**Exercise brief:**
Every line with the string "隻の丸木舟" should be gathered.

**Task data:**

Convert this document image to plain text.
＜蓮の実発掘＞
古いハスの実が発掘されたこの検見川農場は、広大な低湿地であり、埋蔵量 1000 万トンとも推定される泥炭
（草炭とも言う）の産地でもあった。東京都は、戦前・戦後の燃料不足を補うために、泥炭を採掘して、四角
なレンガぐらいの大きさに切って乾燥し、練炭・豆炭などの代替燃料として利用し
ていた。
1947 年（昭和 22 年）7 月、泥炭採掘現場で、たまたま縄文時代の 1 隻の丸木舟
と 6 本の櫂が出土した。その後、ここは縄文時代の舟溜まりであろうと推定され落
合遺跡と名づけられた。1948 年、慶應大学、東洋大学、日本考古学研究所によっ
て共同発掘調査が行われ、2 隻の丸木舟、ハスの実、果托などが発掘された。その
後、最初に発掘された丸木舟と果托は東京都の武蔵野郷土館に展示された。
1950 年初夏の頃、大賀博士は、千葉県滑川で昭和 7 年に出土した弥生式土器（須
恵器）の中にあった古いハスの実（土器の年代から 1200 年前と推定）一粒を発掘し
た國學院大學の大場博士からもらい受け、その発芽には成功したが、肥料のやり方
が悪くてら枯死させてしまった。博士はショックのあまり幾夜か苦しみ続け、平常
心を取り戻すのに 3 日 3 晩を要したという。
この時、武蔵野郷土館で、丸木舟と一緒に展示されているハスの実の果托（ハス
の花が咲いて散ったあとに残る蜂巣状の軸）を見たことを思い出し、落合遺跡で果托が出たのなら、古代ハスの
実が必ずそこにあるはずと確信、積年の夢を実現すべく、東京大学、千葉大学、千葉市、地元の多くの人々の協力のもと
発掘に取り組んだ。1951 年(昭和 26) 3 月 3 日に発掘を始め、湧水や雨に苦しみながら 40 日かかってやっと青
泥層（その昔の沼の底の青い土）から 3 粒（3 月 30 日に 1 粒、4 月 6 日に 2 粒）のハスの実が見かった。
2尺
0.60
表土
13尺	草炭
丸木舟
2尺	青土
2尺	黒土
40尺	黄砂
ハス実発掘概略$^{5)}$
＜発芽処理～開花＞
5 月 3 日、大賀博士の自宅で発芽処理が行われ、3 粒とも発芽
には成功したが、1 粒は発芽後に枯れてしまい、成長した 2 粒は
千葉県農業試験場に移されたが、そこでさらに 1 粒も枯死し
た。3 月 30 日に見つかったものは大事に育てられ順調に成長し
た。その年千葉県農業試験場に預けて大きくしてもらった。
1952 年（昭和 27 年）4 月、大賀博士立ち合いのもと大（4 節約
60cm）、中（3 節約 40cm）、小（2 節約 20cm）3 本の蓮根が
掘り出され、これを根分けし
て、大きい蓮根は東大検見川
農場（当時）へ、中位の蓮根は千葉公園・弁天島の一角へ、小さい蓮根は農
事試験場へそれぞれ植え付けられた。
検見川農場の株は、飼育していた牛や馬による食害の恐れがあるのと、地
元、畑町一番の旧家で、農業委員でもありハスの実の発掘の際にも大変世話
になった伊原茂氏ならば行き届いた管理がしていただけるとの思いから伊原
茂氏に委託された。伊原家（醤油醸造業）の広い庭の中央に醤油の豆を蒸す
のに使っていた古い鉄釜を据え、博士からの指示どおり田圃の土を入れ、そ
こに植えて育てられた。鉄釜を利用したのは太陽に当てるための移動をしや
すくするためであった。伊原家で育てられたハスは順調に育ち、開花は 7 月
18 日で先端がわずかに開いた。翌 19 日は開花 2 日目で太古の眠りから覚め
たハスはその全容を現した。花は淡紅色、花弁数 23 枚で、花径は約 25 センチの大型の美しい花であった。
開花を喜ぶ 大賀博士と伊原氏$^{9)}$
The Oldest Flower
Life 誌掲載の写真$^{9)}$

**Right answer:**
1947 年（昭和 22 年）7 月、泥炭採掘現場で、たまたま縄文時代の 1 隻の丸木舟
て共同発掘調査が行われ、2 隻の丸木舟、ハスの実、果托などが発掘された。その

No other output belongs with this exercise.